• Text to read
********

Swaythling Neighbourhood Centre, Broadlands Rd, nr Brewed Awakening Music Workshop

“WA Mozart, Casual Employee?” – Tom Irvine

“The Arts, the War on the Welfare State and the end of Keynsian Economics” – Andrew Pinnock

“How to Improvise a Protest Song” (with audience participation) – Andy Fisher

 

Fri 16 March 2-4pm Swaythling Neighbourhood Centre, Broadlands Rd, nr Brewed Awakening Workshop: The ethics of taking strike action: principles, consequences and care
Taking strike action entails struggling with competing duties and responsibilities, thinking through and articulating why one principle trumps another, calculating the short and long terms costs and benefits, and taking practical actions with other people. This interactive workshop will offer an opportunity to explore these ideas and introduce concepts to build on over the coming weeks and months, as we reflect on what a university is and what being an academic and professional in higher education means to each of us.

We know many of you are worried about the financial impact of the strike – we have a local hardship fund in addition to the national strike pay so we will do our best to mitigate this, prioritising our lowest paid colleagues and those in casualised, precarious posts.

If you wish to donate to the fund the details are:

UCU Southampton 71 Hardship Fund
Account number: 20391537
Sort code: 60-83-01

This message has been posted on our blog but also sent to the all members email list as we know that some people are reading their soton.ac.uk accounts. if you are reading your work email please, please do not work while the strike is on.  If there is a meaningful proposal from UUK the action will be suspended, but we really must keep up the pressure or our efforts since 22 February will be in vain.

********

• Request 1
Pick out every line in the listing that contains the string "frame", treating uppercase and lowercase as different.
• Request 2
Continue the strike notice from the point where it stops.
The strike notice and the listing come from unrelated sources.

********

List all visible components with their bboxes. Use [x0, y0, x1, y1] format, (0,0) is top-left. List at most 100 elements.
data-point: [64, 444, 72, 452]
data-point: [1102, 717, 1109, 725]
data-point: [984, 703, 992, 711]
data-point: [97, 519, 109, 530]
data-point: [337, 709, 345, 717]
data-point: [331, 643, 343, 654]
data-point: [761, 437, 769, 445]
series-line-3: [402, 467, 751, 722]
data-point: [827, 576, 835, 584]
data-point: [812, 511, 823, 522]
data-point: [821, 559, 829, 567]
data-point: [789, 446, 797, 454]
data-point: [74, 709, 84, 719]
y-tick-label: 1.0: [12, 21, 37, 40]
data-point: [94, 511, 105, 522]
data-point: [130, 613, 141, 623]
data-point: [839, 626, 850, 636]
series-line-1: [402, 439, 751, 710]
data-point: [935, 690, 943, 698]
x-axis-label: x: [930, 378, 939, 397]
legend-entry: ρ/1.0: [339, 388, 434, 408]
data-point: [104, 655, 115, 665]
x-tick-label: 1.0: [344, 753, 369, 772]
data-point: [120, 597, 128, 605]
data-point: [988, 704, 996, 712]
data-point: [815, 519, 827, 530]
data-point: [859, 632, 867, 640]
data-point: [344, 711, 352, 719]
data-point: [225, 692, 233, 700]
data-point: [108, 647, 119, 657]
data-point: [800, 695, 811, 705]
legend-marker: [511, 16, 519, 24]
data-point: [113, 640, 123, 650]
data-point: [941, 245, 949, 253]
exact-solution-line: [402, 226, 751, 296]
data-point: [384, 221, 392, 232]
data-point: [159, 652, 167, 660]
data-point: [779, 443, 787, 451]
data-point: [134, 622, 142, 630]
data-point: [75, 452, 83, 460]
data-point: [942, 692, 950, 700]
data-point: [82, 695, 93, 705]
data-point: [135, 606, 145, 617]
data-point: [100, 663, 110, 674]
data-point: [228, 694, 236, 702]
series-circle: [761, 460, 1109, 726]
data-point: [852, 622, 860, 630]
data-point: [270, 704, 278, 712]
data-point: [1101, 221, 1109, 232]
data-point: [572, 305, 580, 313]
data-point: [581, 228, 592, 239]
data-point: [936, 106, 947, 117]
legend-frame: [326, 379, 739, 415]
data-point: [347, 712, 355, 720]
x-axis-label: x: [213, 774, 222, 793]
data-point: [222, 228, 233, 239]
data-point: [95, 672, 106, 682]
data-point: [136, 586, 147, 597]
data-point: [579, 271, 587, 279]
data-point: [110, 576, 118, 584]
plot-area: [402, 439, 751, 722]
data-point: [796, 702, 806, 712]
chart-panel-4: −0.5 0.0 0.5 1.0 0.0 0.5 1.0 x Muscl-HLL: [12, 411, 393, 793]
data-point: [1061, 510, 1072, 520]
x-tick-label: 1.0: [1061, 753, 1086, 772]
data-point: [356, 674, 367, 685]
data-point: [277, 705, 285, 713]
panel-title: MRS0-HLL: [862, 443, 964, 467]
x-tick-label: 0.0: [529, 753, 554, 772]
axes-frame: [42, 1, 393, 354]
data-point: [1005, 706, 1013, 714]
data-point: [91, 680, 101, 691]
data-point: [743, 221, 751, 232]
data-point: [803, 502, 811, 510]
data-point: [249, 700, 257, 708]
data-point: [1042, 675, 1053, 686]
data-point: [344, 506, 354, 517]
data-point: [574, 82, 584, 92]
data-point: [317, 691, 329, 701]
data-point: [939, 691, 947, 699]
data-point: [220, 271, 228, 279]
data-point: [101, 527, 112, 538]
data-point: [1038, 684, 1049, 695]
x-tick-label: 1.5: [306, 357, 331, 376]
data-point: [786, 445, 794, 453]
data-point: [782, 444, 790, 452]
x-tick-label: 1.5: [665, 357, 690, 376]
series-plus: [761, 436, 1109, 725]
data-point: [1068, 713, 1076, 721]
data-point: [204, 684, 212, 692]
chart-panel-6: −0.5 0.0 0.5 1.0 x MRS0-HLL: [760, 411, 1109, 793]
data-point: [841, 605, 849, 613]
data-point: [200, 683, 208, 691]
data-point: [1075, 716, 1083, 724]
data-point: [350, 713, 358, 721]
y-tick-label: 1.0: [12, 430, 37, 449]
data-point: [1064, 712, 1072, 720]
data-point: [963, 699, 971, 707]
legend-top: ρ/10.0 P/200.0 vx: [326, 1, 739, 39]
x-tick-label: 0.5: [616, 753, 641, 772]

********

• Output 1
legend-frame: [326, 379, 739, 415]
axes-frame: [42, 1, 393, 354]

• Output 2
I know that you are fed up with striking and with ASOS. I know you are angry with UUK, with our University governance and our senior managers – rightly so, for they have all contributed to this situation. I know you are tired of striking.

I want to remind you that we are the University. UUK, the VC, the senior managers, the lay members of Council, are not the University. They do not do the things that you do to keep higher education and research going at this University.  We are standing together – with our students – and we are saying no to the broken promises about our pension.

I’d like to end by saying that while this message will be signed by me, your branch VP, this action to defend pensions here is the work of an inspirational collective.  Members of UCU at Southampton have the most brilliant branch executive.  I cannot tell you how grateful I have been to them over the past month. They have pulled together; we have supported each other and our members, and collectively responded to all manner of issues ranging from last minute requests from management for a detailed risk assessments for our joint union rally, to managing picket lines through some of the worst weather we have ever had in this city, to crafting petitions and open letters to try to influence the debate locally and nationally.  We may be tired but we are also blessed. I am hopeful that we will win. We just have to stay strong, stand together and hold the strike a little longer.

See you on the picket lines.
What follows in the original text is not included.